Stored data
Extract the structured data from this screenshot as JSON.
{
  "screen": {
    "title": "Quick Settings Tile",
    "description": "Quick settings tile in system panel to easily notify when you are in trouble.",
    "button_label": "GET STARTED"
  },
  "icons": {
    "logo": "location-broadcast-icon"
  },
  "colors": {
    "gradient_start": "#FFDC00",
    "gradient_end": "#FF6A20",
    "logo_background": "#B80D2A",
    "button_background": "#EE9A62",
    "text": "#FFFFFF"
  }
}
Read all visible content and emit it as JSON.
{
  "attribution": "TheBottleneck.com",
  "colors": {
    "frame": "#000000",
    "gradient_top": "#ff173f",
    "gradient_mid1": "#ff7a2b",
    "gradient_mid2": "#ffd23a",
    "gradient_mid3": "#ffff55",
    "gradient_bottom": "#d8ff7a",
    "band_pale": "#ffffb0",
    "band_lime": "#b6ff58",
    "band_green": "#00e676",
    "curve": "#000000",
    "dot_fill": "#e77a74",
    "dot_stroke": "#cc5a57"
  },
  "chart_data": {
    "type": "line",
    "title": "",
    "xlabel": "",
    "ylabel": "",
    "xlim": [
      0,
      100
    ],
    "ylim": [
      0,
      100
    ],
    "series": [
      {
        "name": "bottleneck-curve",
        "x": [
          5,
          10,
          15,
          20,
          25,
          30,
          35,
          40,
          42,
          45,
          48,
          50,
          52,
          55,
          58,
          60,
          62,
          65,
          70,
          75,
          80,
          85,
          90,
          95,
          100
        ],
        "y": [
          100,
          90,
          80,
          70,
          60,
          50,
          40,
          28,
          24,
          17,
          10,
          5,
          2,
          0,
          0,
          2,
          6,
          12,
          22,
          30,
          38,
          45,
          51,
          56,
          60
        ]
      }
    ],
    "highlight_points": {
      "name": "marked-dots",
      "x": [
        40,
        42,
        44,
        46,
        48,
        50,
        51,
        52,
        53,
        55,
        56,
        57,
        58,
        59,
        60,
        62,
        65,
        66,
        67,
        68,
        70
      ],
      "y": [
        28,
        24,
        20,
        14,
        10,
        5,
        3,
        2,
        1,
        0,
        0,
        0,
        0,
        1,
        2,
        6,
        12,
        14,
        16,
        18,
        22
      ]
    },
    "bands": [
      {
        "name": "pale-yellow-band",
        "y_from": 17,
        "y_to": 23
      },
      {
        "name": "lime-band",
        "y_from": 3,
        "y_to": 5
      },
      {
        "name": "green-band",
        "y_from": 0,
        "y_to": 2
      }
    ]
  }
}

§ TASK STATEMENT: Exact output of every entry is required.

§ FINISHED ANSWER:
Extract the structured data from this screenshot as JSON.
{
  "screen": {
    "title": "Quick Settings Tile",
    "description": "Quick settings tile in system panel to easily notify when you are in trouble.",
    "button_label": "GET STARTED"
  },
  "icons": {
    "logo": "location-broadcast-icon"
  },
  "colors": {
    "gradient_start": "#FFDC00",
    "gradient_end": "#FF6A20",
    "logo_background": "#B80D2A",
    "button_background": "#EE9A62",
    "text": "#FFFFFF"
  }
}
Read all visible content and emit it as JSON.
{
  "attribution": "TheBottleneck.com",
  "colors": {
    "frame": "#000000",
    "gradient_top": "#ff173f",
    "gradient_mid1": "#ff7a2b",
    "gradient_mid2": "#ffd23a",
    "gradient_mid3": "#ffff55",
    "gradient_bottom": "#d8ff7a",
    "band_pale": "#ffffb0",
    "band_lime": "#b6ff58",
    "band_green": "#00e676",
    "curve": "#000000",
    "dot_fill": "#e77a74",
    "dot_stroke": "#cc5a57"
  },
  "chart_data": {
    "type": "line",
    "title": "",
    "xlabel": "",
    "ylabel": "",
    "xlim": [
      0,
      100
    ],
    "ylim": [
      0,
      100
    ],
    "series": [
      {
        "name": "bottleneck-curve",
        "x": [
          5,
          10,
          15,
          20,
          25,
          30,
          35,
          40,
          42,
          45,
          48,
          50,
          52,
          55,
          58,
          60,
          62,
          65,
          70,
          75,
          80,
          85,
          90,
          95,
          100
        ],
        "y": [
          100,
          90,
          80,
          70,
          60,
          50,
          40,
          28,
          24,
          17,
          10,
          5,
          2,
          0,
          0,
          2,
          6,
          12,
          22,
          30,
          38,
          45,
          51,
          56,
          60
        ]
      }
    ],
    "highlight_points": {
      "name": "marked-dots",
      "x": [
        40,
        42,
        44,
        46,
        48,
        50,
        51,
        52,
        53,
        55,
        56,
        57,
        58,
        59,
        60,
        62,
        65,
        66,
        67,
        68,
        70
      ],
      "y": [
        28,
        24,
        20,
        14,
        10,
        5,
        3,
        2,
        1,
        0,
        0,
        0,
        0,
        1,
        2,
        6,
        12,
        14,
        16,
        18,
        22
      ]
    },
    "bands": [
      {
        "name": "pale-yellow-band",
        "y_from": 17,
        "y_to": 23
      },
      {
        "name": "lime-band",
        "y_from": 3,
        "y_to": 5
      },
      {
        "name": "green-band",
        "y_from": 0,
        "y_to": 2
      }
    ]
  }
}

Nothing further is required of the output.